▶ [What is asked]: Count lines holding the string "doux" in the data that follows. Reply with one number only.
--- START Data listing ---
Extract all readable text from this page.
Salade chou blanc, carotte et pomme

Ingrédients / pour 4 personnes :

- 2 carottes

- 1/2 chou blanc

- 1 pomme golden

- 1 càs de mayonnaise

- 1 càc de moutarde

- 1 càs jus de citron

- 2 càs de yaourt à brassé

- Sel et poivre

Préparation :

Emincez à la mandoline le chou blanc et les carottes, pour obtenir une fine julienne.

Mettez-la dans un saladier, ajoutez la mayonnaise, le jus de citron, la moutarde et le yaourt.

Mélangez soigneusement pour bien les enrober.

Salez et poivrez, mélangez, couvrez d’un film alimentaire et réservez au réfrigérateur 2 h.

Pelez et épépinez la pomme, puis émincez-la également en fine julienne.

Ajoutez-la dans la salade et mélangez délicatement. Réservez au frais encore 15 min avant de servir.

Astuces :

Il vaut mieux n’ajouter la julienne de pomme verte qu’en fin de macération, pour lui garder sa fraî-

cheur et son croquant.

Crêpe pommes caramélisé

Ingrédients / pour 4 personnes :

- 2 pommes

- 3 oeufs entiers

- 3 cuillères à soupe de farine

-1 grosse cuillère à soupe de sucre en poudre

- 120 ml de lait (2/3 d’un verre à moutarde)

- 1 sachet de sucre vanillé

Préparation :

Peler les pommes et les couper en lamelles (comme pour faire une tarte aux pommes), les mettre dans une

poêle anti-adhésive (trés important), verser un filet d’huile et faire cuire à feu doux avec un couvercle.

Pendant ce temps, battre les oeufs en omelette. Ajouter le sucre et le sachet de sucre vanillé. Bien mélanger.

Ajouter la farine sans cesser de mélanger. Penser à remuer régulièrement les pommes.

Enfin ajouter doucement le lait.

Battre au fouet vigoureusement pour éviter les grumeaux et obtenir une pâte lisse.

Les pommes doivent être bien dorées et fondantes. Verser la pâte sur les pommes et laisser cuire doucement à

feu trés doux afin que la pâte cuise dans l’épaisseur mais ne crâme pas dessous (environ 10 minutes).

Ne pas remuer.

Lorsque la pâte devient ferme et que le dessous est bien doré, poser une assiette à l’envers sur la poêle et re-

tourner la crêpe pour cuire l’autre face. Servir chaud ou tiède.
--- END Data listing ---
▶ [Complete response]: 2